======== Provided data
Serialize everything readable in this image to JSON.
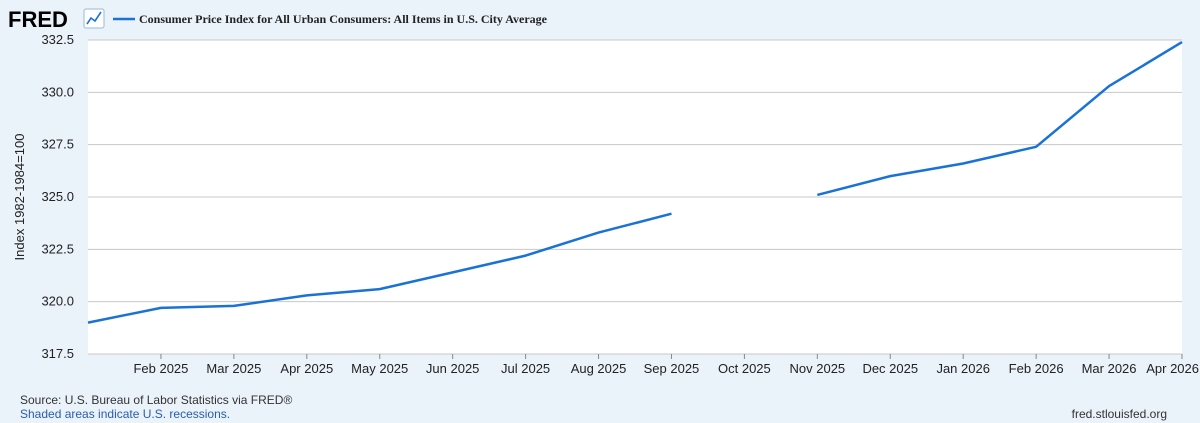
{
  "header": {
    "logo_text": "FRED",
    "logo_icon": "trend-line-icon"
  },
  "colors": {
    "series": "#1b72d6",
    "grid": "#c8c8c8",
    "plot_bg": "#ffffff",
    "page_bg": "#eaf2fa"
  },
  "chart_data": {
    "type": "line",
    "title": "",
    "xlabel": "",
    "ylabel": "Index 1982-1984=100",
    "ylim": [
      317.5,
      332.5
    ],
    "yticks": [
      "317.5",
      "320.0",
      "322.5",
      "325.0",
      "327.5",
      "330.0",
      "332.5"
    ],
    "xticks": [
      "Feb 2025",
      "Mar 2025",
      "Apr 2025",
      "May 2025",
      "Jun 2025",
      "Jul 2025",
      "Aug 2025",
      "Sep 2025",
      "Oct 2025",
      "Nov 2025",
      "Dec 2025",
      "Jan 2026",
      "Feb 2026",
      "Mar 2026",
      "Apr 2026"
    ],
    "grid": true,
    "legend_position": "top",
    "series": [
      {
        "name": "Consumer Price Index for All Urban Consumers: All Items in U.S. City Average",
        "points": [
          {
            "x": "Jan 2025",
            "y": 319.0
          },
          {
            "x": "Feb 2025",
            "y": 319.7
          },
          {
            "x": "Mar 2025",
            "y": 319.8
          },
          {
            "x": "Apr 2025",
            "y": 320.3
          },
          {
            "x": "May 2025",
            "y": 320.6
          },
          {
            "x": "Jun 2025",
            "y": 321.4
          },
          {
            "x": "Jul 2025",
            "y": 322.2
          },
          {
            "x": "Aug 2025",
            "y": 323.3
          },
          {
            "x": "Sep 2025",
            "y": 324.2
          },
          {
            "x": "Oct 2025",
            "y": null
          },
          {
            "x": "Nov 2025",
            "y": 325.1
          },
          {
            "x": "Dec 2025",
            "y": 326.0
          },
          {
            "x": "Jan 2026",
            "y": 326.6
          },
          {
            "x": "Feb 2026",
            "y": 327.4
          },
          {
            "x": "Mar 2026",
            "y": 330.3
          },
          {
            "x": "Apr 2026",
            "y": 332.4
          }
        ]
      }
    ]
  },
  "footer": {
    "source": "Source: U.S. Bureau of Labor Statistics via FRED®",
    "recession_note": "Shaded areas indicate U.S. recessions.",
    "website": "fred.stlouisfed.org"
  }
}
================
> Prompt: Write out all the records again, exactly, minus any pictures.

> Response to this task:
Serialize everything readable in this image to JSON.
{
  "header": {
    "logo_text": "FRED",
    "logo_icon": "trend-line-icon"
  },
  "colors": {
    "series": "#1b72d6",
    "grid": "#c8c8c8",
    "plot_bg": "#ffffff",
    "page_bg": "#eaf2fa"
  },
  "chart_data": {
    "type": "line",
    "title": "",
    "xlabel": "",
    "ylabel": "Index 1982-1984=100",
    "ylim": [
      317.5,
      332.5
    ],
    "yticks": [
      "317.5",
      "320.0",
      "322.5",
      "325.0",
      "327.5",
      "330.0",
      "332.5"
    ],
    "xticks": [
      "Feb 2025",
      "Mar 2025",
      "Apr 2025",
      "May 2025",
      "Jun 2025",
      "Jul 2025",
      "Aug 2025",
      "Sep 2025",
      "Oct 2025",
      "Nov 2025",
      "Dec 2025",
      "Jan 2026",
      "Feb 2026",
      "Mar 2026",
      "Apr 2026"
    ],
    "grid": true,
    "legend_position": "top",
    "series": [
      {
        "name": "Consumer Price Index for All Urban Consumers: All Items in U.S. City Average",
        "points": [
          {
            "x": "Jan 2025",
            "y": 319.0
          },
          {
            "x": "Feb 2025",
            "y": 319.7
          },
          {
            "x": "Mar 2025",
            "y": 319.8
          },
          {
            "x": "Apr 2025",
            "y": 320.3
          },
          {
            "x": "May 2025",
            "y": 320.6
          },
          {
            "x": "Jun 2025",
            "y": 321.4
          },
          {
            "x": "Jul 2025",
            "y": 322.2
          },
          {
            "x": "Aug 2025",
            "y": 323.3
          },
          {
            "x": "Sep 2025",
            "y": 324.2
          },
          {
            "x": "Oct 2025",
            "y": null
          },
          {
            "x": "Nov 2025",
            "y": 325.1
          },
          {
            "x": "Dec 2025",
            "y": 326.0
          },
          {
            "x": "Jan 2026",
            "y": 326.6
          },
          {
            "x": "Feb 2026",
            "y": 327.4
          },
          {
            "x": "Mar 2026",
            "y": 330.3
          },
          {
            "x": "Apr 2026",
            "y": 332.4
          }
        ]
      }
    ]
  },
  "footer": {
    "source": "Source: U.S. Bureau of Labor Statistics via FRED®",
    "recession_note": "Shaded areas indicate U.S. recessions.",
    "website": "fred.stlouisfed.org"
  }
}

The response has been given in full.